▸ **What to produce**
Print the listing below in its entirety, character for character.

▸ **Given records**
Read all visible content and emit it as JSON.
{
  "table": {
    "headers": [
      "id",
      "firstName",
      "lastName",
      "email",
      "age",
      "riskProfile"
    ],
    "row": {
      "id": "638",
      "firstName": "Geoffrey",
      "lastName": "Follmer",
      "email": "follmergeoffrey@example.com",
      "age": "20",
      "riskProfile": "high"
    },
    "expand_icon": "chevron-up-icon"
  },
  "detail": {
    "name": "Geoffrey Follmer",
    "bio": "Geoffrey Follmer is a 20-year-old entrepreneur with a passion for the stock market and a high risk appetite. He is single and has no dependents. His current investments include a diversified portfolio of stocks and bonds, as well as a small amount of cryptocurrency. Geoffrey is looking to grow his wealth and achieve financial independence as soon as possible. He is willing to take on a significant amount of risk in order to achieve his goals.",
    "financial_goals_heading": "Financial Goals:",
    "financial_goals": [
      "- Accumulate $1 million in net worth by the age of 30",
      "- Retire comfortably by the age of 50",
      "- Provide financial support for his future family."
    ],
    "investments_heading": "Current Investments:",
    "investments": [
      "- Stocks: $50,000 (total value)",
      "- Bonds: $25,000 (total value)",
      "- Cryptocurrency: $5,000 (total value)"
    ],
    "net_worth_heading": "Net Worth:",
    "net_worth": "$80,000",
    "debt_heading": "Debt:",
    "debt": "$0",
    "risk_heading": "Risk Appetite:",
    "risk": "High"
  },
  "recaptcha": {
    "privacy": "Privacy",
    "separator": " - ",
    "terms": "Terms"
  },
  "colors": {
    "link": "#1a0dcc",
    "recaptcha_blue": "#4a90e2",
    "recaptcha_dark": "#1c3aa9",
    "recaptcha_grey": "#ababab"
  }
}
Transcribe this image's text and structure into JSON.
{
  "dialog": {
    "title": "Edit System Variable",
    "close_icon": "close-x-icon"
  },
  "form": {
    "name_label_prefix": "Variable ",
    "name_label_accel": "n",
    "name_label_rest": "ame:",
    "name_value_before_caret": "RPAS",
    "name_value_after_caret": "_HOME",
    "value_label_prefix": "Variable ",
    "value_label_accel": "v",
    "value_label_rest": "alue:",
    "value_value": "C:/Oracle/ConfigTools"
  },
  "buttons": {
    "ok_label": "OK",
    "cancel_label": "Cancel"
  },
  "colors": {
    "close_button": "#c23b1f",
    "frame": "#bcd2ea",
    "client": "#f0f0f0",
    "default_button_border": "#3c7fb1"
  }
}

▸ **Answer to the problem**
Read all visible content and emit it as JSON.
{
  "table": {
    "headers": [
      "id",
      "firstName",
      "lastName",
      "email",
      "age",
      "riskProfile"
    ],
    "row": {
      "id": "638",
      "firstName": "Geoffrey",
      "lastName": "Follmer",
      "email": "follmergeoffrey@example.com",
      "age": "20",
      "riskProfile": "high"
    },
    "expand_icon": "chevron-up-icon"
  },
  "detail": {
    "name": "Geoffrey Follmer",
    "bio": "Geoffrey Follmer is a 20-year-old entrepreneur with a passion for the stock market and a high risk appetite. He is single and has no dependents. His current investments include a diversified portfolio of stocks and bonds, as well as a small amount of cryptocurrency. Geoffrey is looking to grow his wealth and achieve financial independence as soon as possible. He is willing to take on a significant amount of risk in order to achieve his goals.",
    "financial_goals_heading": "Financial Goals:",
    "financial_goals": [
      "- Accumulate $1 million in net worth by the age of 30",
      "- Retire comfortably by the age of 50",
      "- Provide financial support for his future family."
    ],
    "investments_heading": "Current Investments:",
    "investments": [
      "- Stocks: $50,000 (total value)",
      "- Bonds: $25,000 (total value)",
      "- Cryptocurrency: $5,000 (total value)"
    ],
    "net_worth_heading": "Net Worth:",
    "net_worth": "$80,000",
    "debt_heading": "Debt:",
    "debt": "$0",
    "risk_heading": "Risk Appetite:",
    "risk": "High"
  },
  "recaptcha": {
    "privacy": "Privacy",
    "separator": " - ",
    "terms": "Terms"
  },
  "colors": {
    "link": "#1a0dcc",
    "recaptcha_blue": "#4a90e2",
    "recaptcha_dark": "#1c3aa9",
    "recaptcha_grey": "#ababab"
  }
}
Transcribe this image's text and structure into JSON.
{
  "dialog": {
    "title": "Edit System Variable",
    "close_icon": "close-x-icon"
  },
  "form": {
    "name_label_prefix": "Variable ",
    "name_label_accel": "n",
    "name_label_rest": "ame:",
    "name_value_before_caret": "RPAS",
    "name_value_after_caret": "_HOME",
    "value_label_prefix": "Variable ",
    "value_label_accel": "v",
    "value_label_rest": "alue:",
    "value_value": "C:/Oracle/ConfigTools"
  },
  "buttons": {
    "ok_label": "OK",
    "cancel_label": "Cancel"
  },
  "colors": {
    "close_button": "#c23b1f",
    "frame": "#bcd2ea",
    "client": "#f0f0f0",
    "default_button_border": "#3c7fb1"
  }
}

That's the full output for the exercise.